▶ _Written problem_
Below is a block of records. Copy every line in it that contains the word "title".

▶ _Dataset content_
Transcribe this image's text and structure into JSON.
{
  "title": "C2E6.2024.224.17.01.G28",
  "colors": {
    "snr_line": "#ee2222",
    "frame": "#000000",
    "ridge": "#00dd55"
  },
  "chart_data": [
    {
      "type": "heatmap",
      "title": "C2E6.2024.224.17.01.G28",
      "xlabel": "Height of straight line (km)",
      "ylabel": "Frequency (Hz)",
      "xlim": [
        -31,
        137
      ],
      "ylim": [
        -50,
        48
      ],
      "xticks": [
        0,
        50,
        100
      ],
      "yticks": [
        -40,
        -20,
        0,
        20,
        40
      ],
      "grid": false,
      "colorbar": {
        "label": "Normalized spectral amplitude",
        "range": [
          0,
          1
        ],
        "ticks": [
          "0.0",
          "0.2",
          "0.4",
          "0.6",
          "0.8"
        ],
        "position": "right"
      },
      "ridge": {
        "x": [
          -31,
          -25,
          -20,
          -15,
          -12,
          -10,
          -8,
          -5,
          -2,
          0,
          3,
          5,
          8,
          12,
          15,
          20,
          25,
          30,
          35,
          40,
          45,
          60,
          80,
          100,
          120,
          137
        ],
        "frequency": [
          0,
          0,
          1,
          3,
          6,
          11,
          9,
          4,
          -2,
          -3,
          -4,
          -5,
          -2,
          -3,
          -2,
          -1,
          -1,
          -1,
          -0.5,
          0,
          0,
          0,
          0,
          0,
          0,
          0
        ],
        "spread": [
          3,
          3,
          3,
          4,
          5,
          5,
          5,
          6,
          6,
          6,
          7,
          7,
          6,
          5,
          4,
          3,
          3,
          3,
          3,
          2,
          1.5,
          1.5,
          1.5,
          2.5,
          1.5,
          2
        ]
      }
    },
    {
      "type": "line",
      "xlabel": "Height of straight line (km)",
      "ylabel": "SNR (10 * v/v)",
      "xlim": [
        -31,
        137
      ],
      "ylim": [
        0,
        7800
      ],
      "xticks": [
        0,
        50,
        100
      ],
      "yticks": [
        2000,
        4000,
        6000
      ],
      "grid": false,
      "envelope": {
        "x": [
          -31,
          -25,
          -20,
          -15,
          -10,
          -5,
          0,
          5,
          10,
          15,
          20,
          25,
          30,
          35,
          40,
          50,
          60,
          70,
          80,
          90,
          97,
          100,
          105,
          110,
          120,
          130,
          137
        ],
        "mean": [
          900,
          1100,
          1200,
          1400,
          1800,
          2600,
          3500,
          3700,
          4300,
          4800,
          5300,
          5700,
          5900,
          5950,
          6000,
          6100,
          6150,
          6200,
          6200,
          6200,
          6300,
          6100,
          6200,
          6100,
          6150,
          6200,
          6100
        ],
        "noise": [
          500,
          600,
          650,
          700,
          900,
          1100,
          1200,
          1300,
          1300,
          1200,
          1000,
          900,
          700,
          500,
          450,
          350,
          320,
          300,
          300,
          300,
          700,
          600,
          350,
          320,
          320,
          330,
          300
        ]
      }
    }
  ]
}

▶ _Finished exercise_
  "title": "C2E6.2024.224.17.01.G28",
      "title": "C2E6.2024.224.17.01.G28",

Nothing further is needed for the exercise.